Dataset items
------------
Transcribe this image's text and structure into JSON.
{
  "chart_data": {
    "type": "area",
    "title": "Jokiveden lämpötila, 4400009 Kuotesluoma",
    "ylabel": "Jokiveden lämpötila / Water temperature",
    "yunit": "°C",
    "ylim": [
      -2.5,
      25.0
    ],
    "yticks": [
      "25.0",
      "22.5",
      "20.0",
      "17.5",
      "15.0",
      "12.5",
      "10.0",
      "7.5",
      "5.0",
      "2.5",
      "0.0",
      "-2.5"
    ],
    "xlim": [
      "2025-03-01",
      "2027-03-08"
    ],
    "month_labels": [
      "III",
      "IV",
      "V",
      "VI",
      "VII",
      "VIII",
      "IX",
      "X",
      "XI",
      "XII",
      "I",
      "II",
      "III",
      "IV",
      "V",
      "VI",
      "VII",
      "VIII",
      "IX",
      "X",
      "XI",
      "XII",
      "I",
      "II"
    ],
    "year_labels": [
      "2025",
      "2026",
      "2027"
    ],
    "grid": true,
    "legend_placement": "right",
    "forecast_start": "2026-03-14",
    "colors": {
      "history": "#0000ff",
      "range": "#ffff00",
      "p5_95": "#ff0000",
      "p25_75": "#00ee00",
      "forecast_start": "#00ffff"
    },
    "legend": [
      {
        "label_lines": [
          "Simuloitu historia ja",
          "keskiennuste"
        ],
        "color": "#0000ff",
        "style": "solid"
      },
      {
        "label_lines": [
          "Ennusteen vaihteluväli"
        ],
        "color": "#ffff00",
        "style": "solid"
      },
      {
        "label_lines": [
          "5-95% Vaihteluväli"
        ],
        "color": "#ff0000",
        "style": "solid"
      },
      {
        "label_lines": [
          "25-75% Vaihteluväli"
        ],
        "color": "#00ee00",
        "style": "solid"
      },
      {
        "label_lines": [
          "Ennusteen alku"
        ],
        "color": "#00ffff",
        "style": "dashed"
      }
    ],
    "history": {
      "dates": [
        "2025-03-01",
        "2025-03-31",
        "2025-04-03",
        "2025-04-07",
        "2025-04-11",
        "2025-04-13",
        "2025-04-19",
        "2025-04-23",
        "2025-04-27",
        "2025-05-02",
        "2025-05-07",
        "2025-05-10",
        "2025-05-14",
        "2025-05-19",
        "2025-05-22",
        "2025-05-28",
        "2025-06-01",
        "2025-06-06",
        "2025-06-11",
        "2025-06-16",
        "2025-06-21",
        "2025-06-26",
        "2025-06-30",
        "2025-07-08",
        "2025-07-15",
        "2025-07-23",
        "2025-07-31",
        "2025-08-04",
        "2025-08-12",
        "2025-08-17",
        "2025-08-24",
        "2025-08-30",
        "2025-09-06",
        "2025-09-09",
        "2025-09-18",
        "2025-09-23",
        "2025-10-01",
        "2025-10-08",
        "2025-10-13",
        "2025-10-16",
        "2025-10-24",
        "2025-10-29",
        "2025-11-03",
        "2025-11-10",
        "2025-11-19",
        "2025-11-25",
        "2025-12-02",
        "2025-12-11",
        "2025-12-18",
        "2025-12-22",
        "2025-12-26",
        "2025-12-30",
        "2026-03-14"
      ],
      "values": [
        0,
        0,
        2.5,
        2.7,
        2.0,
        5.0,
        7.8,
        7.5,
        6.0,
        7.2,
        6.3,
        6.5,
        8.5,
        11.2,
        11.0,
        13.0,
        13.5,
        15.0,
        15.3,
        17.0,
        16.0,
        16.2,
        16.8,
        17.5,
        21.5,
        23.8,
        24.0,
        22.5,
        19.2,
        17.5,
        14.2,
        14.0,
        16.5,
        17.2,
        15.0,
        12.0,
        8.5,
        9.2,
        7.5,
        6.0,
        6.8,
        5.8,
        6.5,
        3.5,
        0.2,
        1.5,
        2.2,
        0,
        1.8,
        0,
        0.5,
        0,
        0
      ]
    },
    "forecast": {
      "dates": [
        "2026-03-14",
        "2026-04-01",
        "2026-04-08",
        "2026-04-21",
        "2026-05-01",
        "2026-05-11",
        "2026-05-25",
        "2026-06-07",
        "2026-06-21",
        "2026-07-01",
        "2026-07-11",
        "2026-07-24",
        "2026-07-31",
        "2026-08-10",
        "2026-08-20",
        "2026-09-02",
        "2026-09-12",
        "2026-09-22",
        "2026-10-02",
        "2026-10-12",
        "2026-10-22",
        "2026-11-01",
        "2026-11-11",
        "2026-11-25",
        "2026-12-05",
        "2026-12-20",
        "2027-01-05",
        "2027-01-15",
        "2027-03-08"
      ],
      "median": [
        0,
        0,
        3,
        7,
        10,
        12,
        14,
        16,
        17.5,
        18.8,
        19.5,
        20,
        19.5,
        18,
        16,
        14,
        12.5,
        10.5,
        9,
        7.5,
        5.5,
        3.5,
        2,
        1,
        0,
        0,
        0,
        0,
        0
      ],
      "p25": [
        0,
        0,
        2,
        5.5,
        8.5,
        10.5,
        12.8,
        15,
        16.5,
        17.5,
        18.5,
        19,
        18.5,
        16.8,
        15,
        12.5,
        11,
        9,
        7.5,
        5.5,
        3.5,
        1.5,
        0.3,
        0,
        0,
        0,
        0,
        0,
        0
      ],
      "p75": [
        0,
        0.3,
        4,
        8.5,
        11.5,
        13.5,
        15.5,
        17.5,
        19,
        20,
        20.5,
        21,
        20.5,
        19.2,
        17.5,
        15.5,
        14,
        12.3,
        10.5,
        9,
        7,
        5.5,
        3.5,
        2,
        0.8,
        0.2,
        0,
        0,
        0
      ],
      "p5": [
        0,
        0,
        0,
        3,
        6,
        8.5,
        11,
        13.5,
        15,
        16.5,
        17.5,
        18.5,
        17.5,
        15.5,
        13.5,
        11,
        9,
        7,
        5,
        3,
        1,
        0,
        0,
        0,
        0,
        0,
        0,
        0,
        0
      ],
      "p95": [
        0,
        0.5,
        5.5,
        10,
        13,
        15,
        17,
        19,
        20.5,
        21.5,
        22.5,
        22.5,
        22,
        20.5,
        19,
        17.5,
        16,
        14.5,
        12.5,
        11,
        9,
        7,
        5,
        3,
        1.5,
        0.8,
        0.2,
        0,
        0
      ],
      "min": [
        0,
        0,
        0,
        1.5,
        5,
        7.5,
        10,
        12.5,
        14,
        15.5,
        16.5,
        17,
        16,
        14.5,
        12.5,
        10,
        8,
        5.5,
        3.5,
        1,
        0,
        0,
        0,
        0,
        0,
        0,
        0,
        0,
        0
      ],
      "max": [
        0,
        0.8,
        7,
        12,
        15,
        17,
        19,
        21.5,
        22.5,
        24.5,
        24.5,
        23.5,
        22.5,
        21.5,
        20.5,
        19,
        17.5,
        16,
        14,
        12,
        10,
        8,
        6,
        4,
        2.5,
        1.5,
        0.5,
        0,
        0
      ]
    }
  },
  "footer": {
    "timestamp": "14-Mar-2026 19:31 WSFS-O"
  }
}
------------
• _YOUR GOAL_: Make a verbatim copy of every entry shown above.

• _ANSWER FOR THIS EXERCISE_:
Transcribe this image's text and structure into JSON.
{
  "chart_data": {
    "type": "area",
    "title": "Jokiveden lämpötila, 4400009 Kuotesluoma",
    "ylabel": "Jokiveden lämpötila / Water temperature",
    "yunit": "°C",
    "ylim": [
      -2.5,
      25.0
    ],
    "yticks": [
      "25.0",
      "22.5",
      "20.0",
      "17.5",
      "15.0",
      "12.5",
      "10.0",
      "7.5",
      "5.0",
      "2.5",
      "0.0",
      "-2.5"
    ],
    "xlim": [
      "2025-03-01",
      "2027-03-08"
    ],
    "month_labels": [
      "III",
      "IV",
      "V",
      "VI",
      "VII",
      "VIII",
      "IX",
      "X",
      "XI",
      "XII",
      "I",
      "II",
      "III",
      "IV",
      "V",
      "VI",
      "VII",
      "VIII",
      "IX",
      "X",
      "XI",
      "XII",
      "I",
      "II"
    ],
    "year_labels": [
      "2025",
      "2026",
      "2027"
    ],
    "grid": true,
    "legend_placement": "right",
    "forecast_start": "2026-03-14",
    "colors": {
      "history": "#0000ff",
      "range": "#ffff00",
      "p5_95": "#ff0000",
      "p25_75": "#00ee00",
      "forecast_start": "#00ffff"
    },
    "legend": [
      {
        "label_lines": [
          "Simuloitu historia ja",
          "keskiennuste"
        ],
        "color": "#0000ff",
        "style": "solid"
      },
      {
        "label_lines": [
          "Ennusteen vaihteluväli"
        ],
        "color": "#ffff00",
        "style": "solid"
      },
      {
        "label_lines": [
          "5-95% Vaihteluväli"
        ],
        "color": "#ff0000",
        "style": "solid"
      },
      {
        "label_lines": [
          "25-75% Vaihteluväli"
        ],
        "color": "#00ee00",
        "style": "solid"
      },
      {
        "label_lines": [
          "Ennusteen alku"
        ],
        "color": "#00ffff",
        "style": "dashed"
      }
    ],
    "history": {
      "dates": [
        "2025-03-01",
        "2025-03-31",
        "2025-04-03",
        "2025-04-07",
        "2025-04-11",
        "2025-04-13",
        "2025-04-19",
        "2025-04-23",
        "2025-04-27",
        "2025-05-02",
        "2025-05-07",
        "2025-05-10",
        "2025-05-14",
        "2025-05-19",
        "2025-05-22",
        "2025-05-28",
        "2025-06-01",
        "2025-06-06",
        "2025-06-11",
        "2025-06-16",
        "2025-06-21",
        "2025-06-26",
        "2025-06-30",
        "2025-07-08",
        "2025-07-15",
        "2025-07-23",
        "2025-07-31",
        "2025-08-04",
        "2025-08-12",
        "2025-08-17",
        "2025-08-24",
        "2025-08-30",
        "2025-09-06",
        "2025-09-09",
        "2025-09-18",
        "2025-09-23",
        "2025-10-01",
        "2025-10-08",
        "2025-10-13",
        "2025-10-16",
        "2025-10-24",
        "2025-10-29",
        "2025-11-03",
        "2025-11-10",
        "2025-11-19",
        "2025-11-25",
        "2025-12-02",
        "2025-12-11",
        "2025-12-18",
        "2025-12-22",
        "2025-12-26",
        "2025-12-30",
        "2026-03-14"
      ],
      "values": [
        0,
        0,
        2.5,
        2.7,
        2.0,
        5.0,
        7.8,
        7.5,
        6.0,
        7.2,
        6.3,
        6.5,
        8.5,
        11.2,
        11.0,
        13.0,
        13.5,
        15.0,
        15.3,
        17.0,
        16.0,
        16.2,
        16.8,
        17.5,
        21.5,
        23.8,
        24.0,
        22.5,
        19.2,
        17.5,
        14.2,
        14.0,
        16.5,
        17.2,
        15.0,
        12.0,
        8.5,
        9.2,
        7.5,
        6.0,
        6.8,
        5.8,
        6.5,
        3.5,
        0.2,
        1.5,
        2.2,
        0,
        1.8,
        0,
        0.5,
        0,
        0
      ]
    },
    "forecast": {
      "dates": [
        "2026-03-14",
        "2026-04-01",
        "2026-04-08",
        "2026-04-21",
        "2026-05-01",
        "2026-05-11",
        "2026-05-25",
        "2026-06-07",
        "2026-06-21",
        "2026-07-01",
        "2026-07-11",
        "2026-07-24",
        "2026-07-31",
        "2026-08-10",
        "2026-08-20",
        "2026-09-02",
        "2026-09-12",
        "2026-09-22",
        "2026-10-02",
        "2026-10-12",
        "2026-10-22",
        "2026-11-01",
        "2026-11-11",
        "2026-11-25",
        "2026-12-05",
        "2026-12-20",
        "2027-01-05",
        "2027-01-15",
        "2027-03-08"
      ],
      "median": [
        0,
        0,
        3,
        7,
        10,
        12,
        14,
        16,
        17.5,
        18.8,
        19.5,
        20,
        19.5,
        18,
        16,
        14,
        12.5,
        10.5,
        9,
        7.5,
        5.5,
        3.5,
        2,
        1,
        0,
        0,
        0,
        0,
        0
      ],
      "p25": [
        0,
        0,
        2,
        5.5,
        8.5,
        10.5,
        12.8,
        15,
        16.5,
        17.5,
        18.5,
        19,
        18.5,
        16.8,
        15,
        12.5,
        11,
        9,
        7.5,
        5.5,
        3.5,
        1.5,
        0.3,
        0,
        0,
        0,
        0,
        0,
        0
      ],
      "p75": [
        0,
        0.3,
        4,
        8.5,
        11.5,
        13.5,
        15.5,
        17.5,
        19,
        20,
        20.5,
        21,
        20.5,
        19.2,
        17.5,
        15.5,
        14,
        12.3,
        10.5,
        9,
        7,
        5.5,
        3.5,
        2,
        0.8,
        0.2,
        0,
        0,
        0
      ],
      "p5": [
        0,
        0,
        0,
        3,
        6,
        8.5,
        11,
        13.5,
        15,
        16.5,
        17.5,
        18.5,
        17.5,
        15.5,
        13.5,
        11,
        9,
        7,
        5,
        3,
        1,
        0,
        0,
        0,
        0,
        0,
        0,
        0,
        0
      ],
      "p95": [
        0,
        0.5,
        5.5,
        10,
        13,
        15,
        17,
        19,
        20.5,
        21.5,
        22.5,
        22.5,
        22,
        20.5,
        19,
        17.5,
        16,
        14.5,
        12.5,
        11,
        9,
        7,
        5,
        3,
        1.5,
        0.8,
        0.2,
        0,
        0
      ],
      "min": [
        0,
        0,
        0,
        1.5,
        5,
        7.5,
        10,
        12.5,
        14,
        15.5,
        16.5,
        17,
        16,
        14.5,
        12.5,
        10,
        8,
        5.5,
        3.5,
        1,
        0,
        0,
        0,
        0,
        0,
        0,
        0,
        0,
        0
      ],
      "max": [
        0,
        0.8,
        7,
        12,
        15,
        17,
        19,
        21.5,
        22.5,
        24.5,
        24.5,
        23.5,
        22.5,
        21.5,
        20.5,
        19,
        17.5,
        16,
        14,
        12,
        10,
        8,
        6,
        4,
        2.5,
        1.5,
        0.5,
        0,
        0
      ]
    }
  },
  "footer": {
    "timestamp": "14-Mar-2026 19:31 WSFS-O"
  }
}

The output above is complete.